*What to do:*
Every line below that mentions the word "object" should be copied out.
>> START Material for the task
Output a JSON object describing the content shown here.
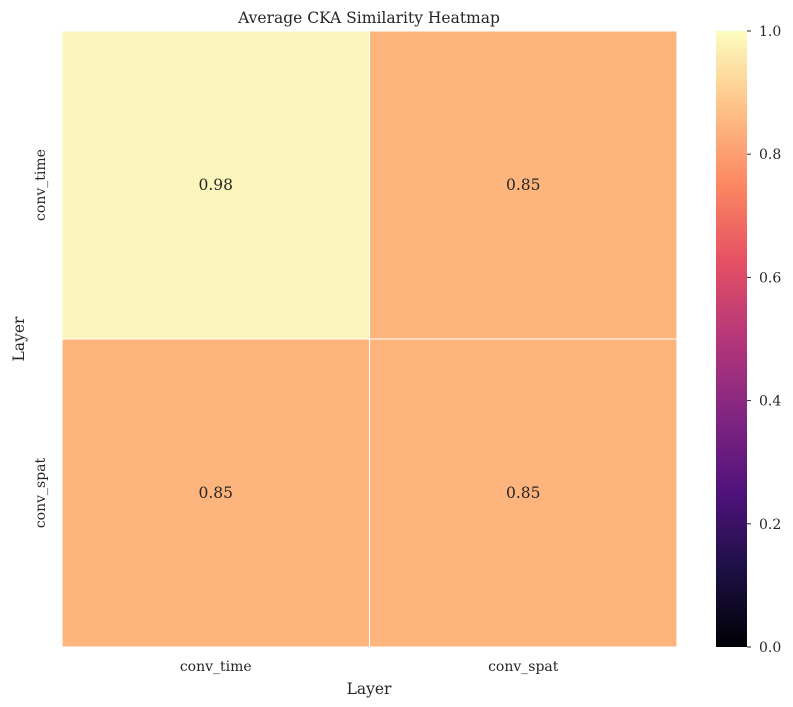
{
  "chart_data": {
    "type": "heatmap",
    "title": "Average CKA Similarity Heatmap",
    "xlabel": "Layer",
    "ylabel": "Layer",
    "x_categories": [
      "conv_time",
      "conv_spat"
    ],
    "y_categories": [
      "conv_time",
      "conv_spat"
    ],
    "values": [
      [
        0.98,
        0.85
      ],
      [
        0.85,
        0.85
      ]
    ],
    "value_labels": [
      [
        "0.98",
        "0.85"
      ],
      [
        "0.85",
        "0.85"
      ]
    ],
    "colormap": "magma",
    "cell_colors": [
      [
        "#fbf5bb",
        "#feb47d"
      ],
      [
        "#feb47d",
        "#feb47d"
      ]
    ],
    "grid_line_color": "#ffffff",
    "colorbar": {
      "range": [
        0.0,
        1.0
      ],
      "ticks": [
        0.0,
        0.2,
        0.4,
        0.6,
        0.8,
        1.0
      ],
      "tick_labels": [
        "0.0",
        "0.2",
        "0.4",
        "0.6",
        "0.8",
        "1.0"
      ],
      "gradient_stops": [
        "#000004",
        "#1c1044",
        "#4f127b",
        "#812581",
        "#b5367a",
        "#e55064",
        "#fb8761",
        "#fec287",
        "#fcfdbf"
      ]
    }
  }
}
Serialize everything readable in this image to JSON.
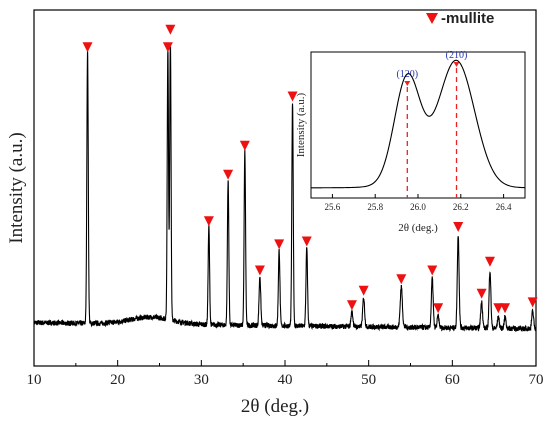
{
  "chart_data": [
    {
      "type": "line",
      "title": "",
      "xlabel": "2θ (deg.)",
      "ylabel": "Intensity (a.u.)",
      "xlim": [
        10,
        70
      ],
      "x_ticks": [
        "10",
        "20",
        "30",
        "40",
        "50",
        "60",
        "70"
      ],
      "y_ticks": [],
      "grid": false,
      "colors": {
        "line": "#000000",
        "marker": "#ee1111"
      },
      "legend": {
        "entries": [
          "-mullite"
        ],
        "placement": "top-right",
        "marker": "red-down-triangle"
      },
      "background": 0.07,
      "peaks": [
        {
          "x": 16.4,
          "y": 0.94,
          "w": 0.12,
          "marked": true
        },
        {
          "x": 26.0,
          "y": 0.94,
          "w": 0.11,
          "marked": true
        },
        {
          "x": 26.3,
          "y": 1.0,
          "w": 0.11,
          "marked": true
        },
        {
          "x": 30.9,
          "y": 0.34,
          "w": 0.12,
          "marked": true
        },
        {
          "x": 33.2,
          "y": 0.5,
          "w": 0.12,
          "marked": true
        },
        {
          "x": 35.2,
          "y": 0.6,
          "w": 0.12,
          "marked": true
        },
        {
          "x": 37.0,
          "y": 0.17,
          "w": 0.14,
          "marked": true
        },
        {
          "x": 39.3,
          "y": 0.26,
          "w": 0.13,
          "marked": true
        },
        {
          "x": 40.9,
          "y": 0.77,
          "w": 0.12,
          "marked": true
        },
        {
          "x": 42.6,
          "y": 0.27,
          "w": 0.13,
          "marked": true
        },
        {
          "x": 48.0,
          "y": 0.05,
          "w": 0.16,
          "marked": true
        },
        {
          "x": 49.4,
          "y": 0.1,
          "w": 0.16,
          "marked": true
        },
        {
          "x": 53.9,
          "y": 0.14,
          "w": 0.18,
          "marked": true
        },
        {
          "x": 57.6,
          "y": 0.17,
          "w": 0.15,
          "marked": true
        },
        {
          "x": 58.3,
          "y": 0.04,
          "w": 0.15,
          "marked": true
        },
        {
          "x": 60.7,
          "y": 0.32,
          "w": 0.15,
          "marked": true
        },
        {
          "x": 63.5,
          "y": 0.09,
          "w": 0.16,
          "marked": true
        },
        {
          "x": 64.5,
          "y": 0.2,
          "w": 0.15,
          "marked": true
        },
        {
          "x": 65.5,
          "y": 0.04,
          "w": 0.15,
          "marked": true
        },
        {
          "x": 66.3,
          "y": 0.04,
          "w": 0.15,
          "marked": true
        },
        {
          "x": 69.6,
          "y": 0.06,
          "w": 0.16,
          "marked": true
        }
      ]
    },
    {
      "type": "line",
      "title": "",
      "xlabel": "2θ (deg.)",
      "ylabel": "Intensity (a.u.)",
      "xlim": [
        25.5,
        26.5
      ],
      "x_ticks": [
        "25.6",
        "25.8",
        "26.0",
        "26.2",
        "26.4"
      ],
      "y_ticks": [],
      "grid": false,
      "legend": "none",
      "colors": {
        "line": "#000000",
        "marker_line": "#ee2222",
        "label": "#2233aa"
      },
      "peaks": [
        {
          "label": "(120)",
          "x": 25.95,
          "y": 0.76
        },
        {
          "label": "(210)",
          "x": 26.18,
          "y": 0.89
        }
      ]
    }
  ]
}
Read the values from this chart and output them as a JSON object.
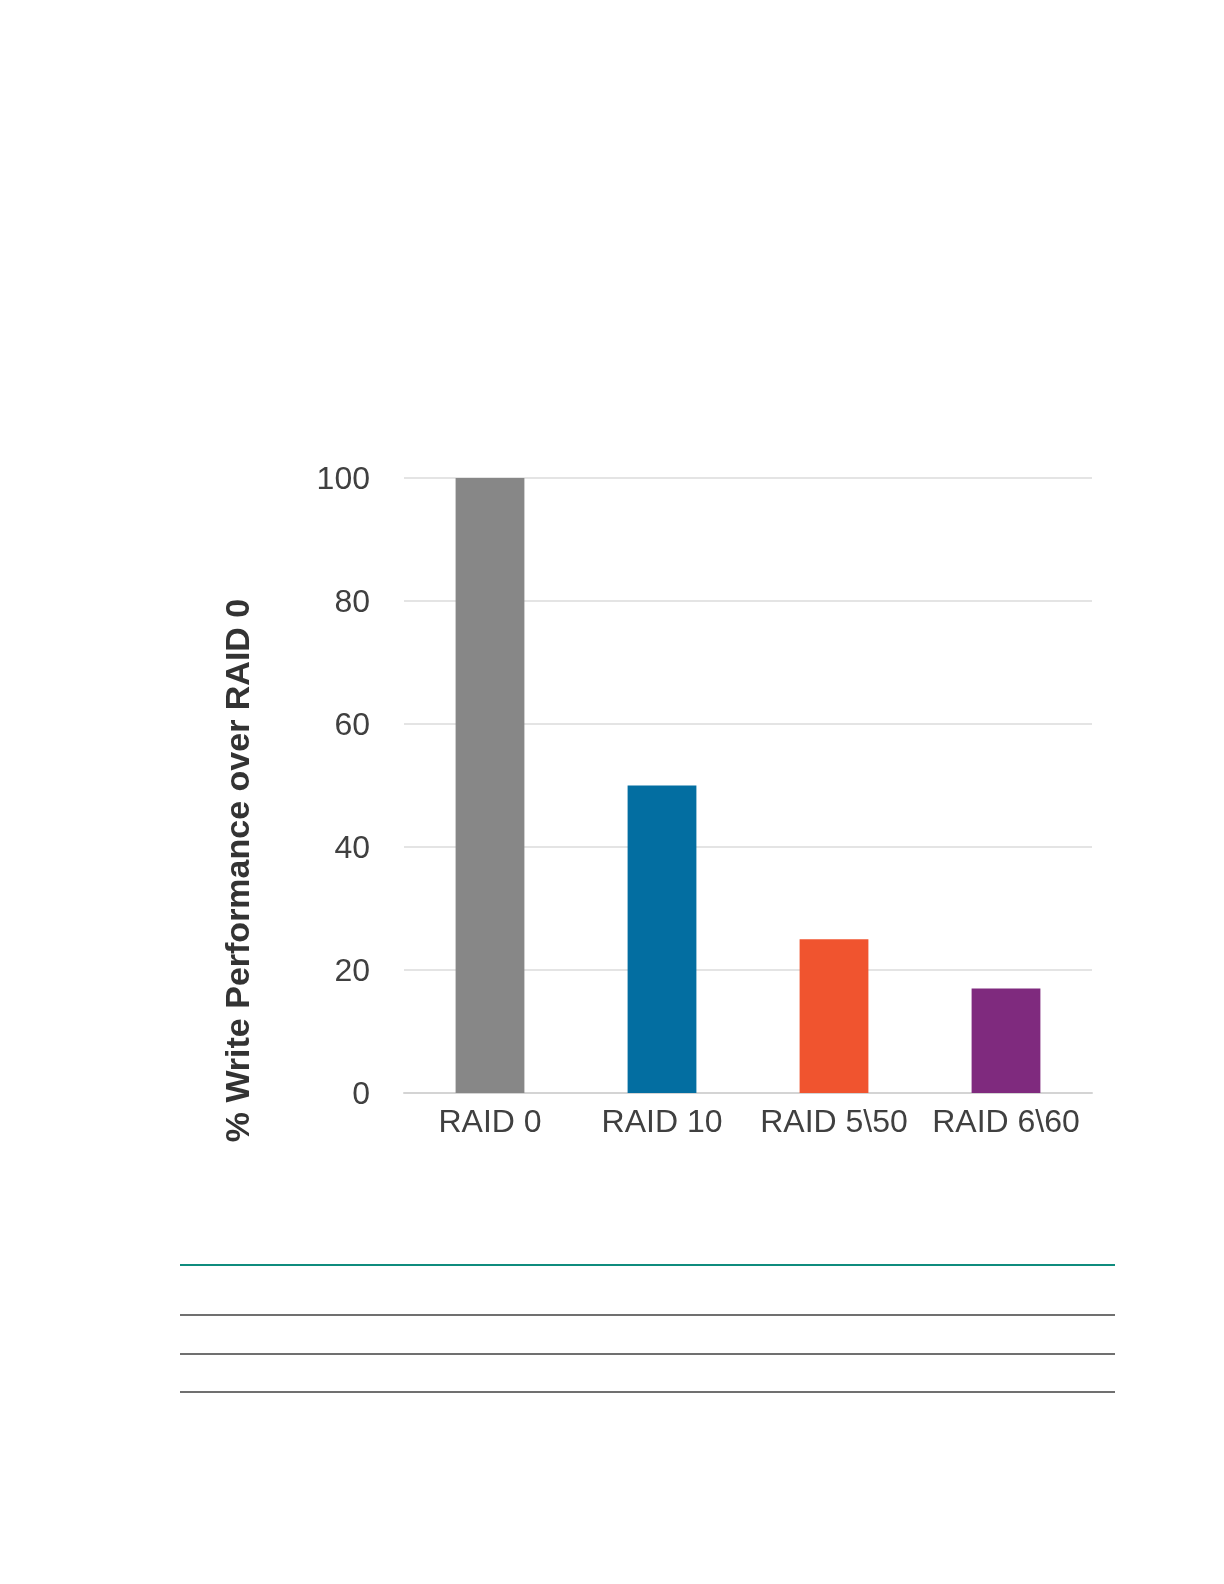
{
  "chart_data": {
    "type": "bar",
    "ylabel": "% Write Performance over RAID 0",
    "categories": [
      "RAID 0",
      "RAID 10",
      "RAID 5\\50",
      "RAID 6\\60"
    ],
    "values": [
      100,
      50,
      25,
      17
    ],
    "colors": [
      "#878787",
      "#036ea1",
      "#f0542f",
      "#7f2a7e"
    ],
    "ylim": [
      0,
      100
    ],
    "yticks": [
      0,
      20,
      40,
      60,
      80,
      100
    ],
    "grid": "y"
  }
}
>> END Material for the task
*Final result:*
Output a JSON object describing the content shown here.
Read the values from this chart and output them as a JSON object.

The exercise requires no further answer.